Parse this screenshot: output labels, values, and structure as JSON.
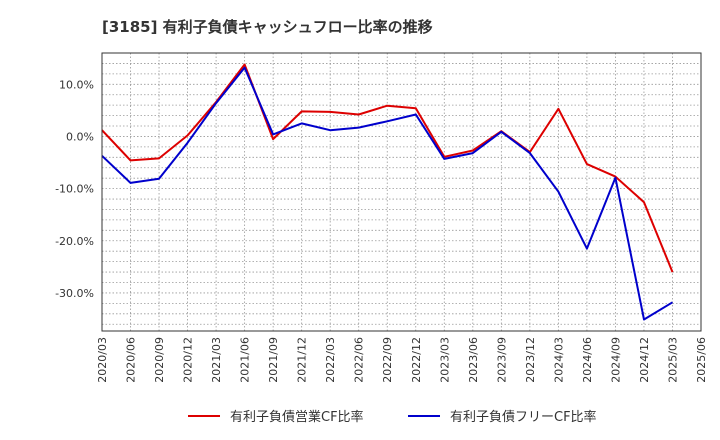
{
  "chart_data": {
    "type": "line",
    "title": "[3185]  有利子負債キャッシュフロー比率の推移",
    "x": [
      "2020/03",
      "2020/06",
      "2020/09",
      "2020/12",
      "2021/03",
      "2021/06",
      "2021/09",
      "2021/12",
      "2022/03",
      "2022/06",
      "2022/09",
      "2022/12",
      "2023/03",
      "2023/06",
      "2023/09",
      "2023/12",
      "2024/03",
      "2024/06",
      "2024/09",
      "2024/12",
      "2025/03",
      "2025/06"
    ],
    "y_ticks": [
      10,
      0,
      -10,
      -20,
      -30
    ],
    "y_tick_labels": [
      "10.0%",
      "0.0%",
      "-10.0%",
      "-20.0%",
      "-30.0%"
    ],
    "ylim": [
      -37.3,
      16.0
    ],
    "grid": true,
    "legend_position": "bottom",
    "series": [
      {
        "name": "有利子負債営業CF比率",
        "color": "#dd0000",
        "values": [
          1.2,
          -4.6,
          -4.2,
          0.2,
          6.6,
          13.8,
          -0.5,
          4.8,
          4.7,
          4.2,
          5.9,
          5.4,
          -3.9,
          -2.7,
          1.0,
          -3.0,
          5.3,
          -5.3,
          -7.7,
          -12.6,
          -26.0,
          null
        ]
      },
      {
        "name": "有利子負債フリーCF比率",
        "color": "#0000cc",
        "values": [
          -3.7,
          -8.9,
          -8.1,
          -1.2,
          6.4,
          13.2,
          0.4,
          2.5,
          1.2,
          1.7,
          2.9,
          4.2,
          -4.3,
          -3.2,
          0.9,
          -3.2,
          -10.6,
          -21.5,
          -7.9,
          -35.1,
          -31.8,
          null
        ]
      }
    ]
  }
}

★ ★ ★ ★

| PROBLEM STATEMENT |
Quote the data exactly, leaving every image out of the copy.

| RESPONSE |
Parse this screenshot: output labels, values, and structure as JSON.
{
  "chart_data": {
    "type": "line",
    "title": "[3185]  有利子負債キャッシュフロー比率の推移",
    "x": [
      "2020/03",
      "2020/06",
      "2020/09",
      "2020/12",
      "2021/03",
      "2021/06",
      "2021/09",
      "2021/12",
      "2022/03",
      "2022/06",
      "2022/09",
      "2022/12",
      "2023/03",
      "2023/06",
      "2023/09",
      "2023/12",
      "2024/03",
      "2024/06",
      "2024/09",
      "2024/12",
      "2025/03",
      "2025/06"
    ],
    "y_ticks": [
      10,
      0,
      -10,
      -20,
      -30
    ],
    "y_tick_labels": [
      "10.0%",
      "0.0%",
      "-10.0%",
      "-20.0%",
      "-30.0%"
    ],
    "ylim": [
      -37.3,
      16.0
    ],
    "grid": true,
    "legend_position": "bottom",
    "series": [
      {
        "name": "有利子負債営業CF比率",
        "color": "#dd0000",
        "values": [
          1.2,
          -4.6,
          -4.2,
          0.2,
          6.6,
          13.8,
          -0.5,
          4.8,
          4.7,
          4.2,
          5.9,
          5.4,
          -3.9,
          -2.7,
          1.0,
          -3.0,
          5.3,
          -5.3,
          -7.7,
          -12.6,
          -26.0,
          null
        ]
      },
      {
        "name": "有利子負債フリーCF比率",
        "color": "#0000cc",
        "values": [
          -3.7,
          -8.9,
          -8.1,
          -1.2,
          6.4,
          13.2,
          0.4,
          2.5,
          1.2,
          1.7,
          2.9,
          4.2,
          -4.3,
          -3.2,
          0.9,
          -3.2,
          -10.6,
          -21.5,
          -7.9,
          -35.1,
          -31.8,
          null
        ]
      }
    ]
  }
}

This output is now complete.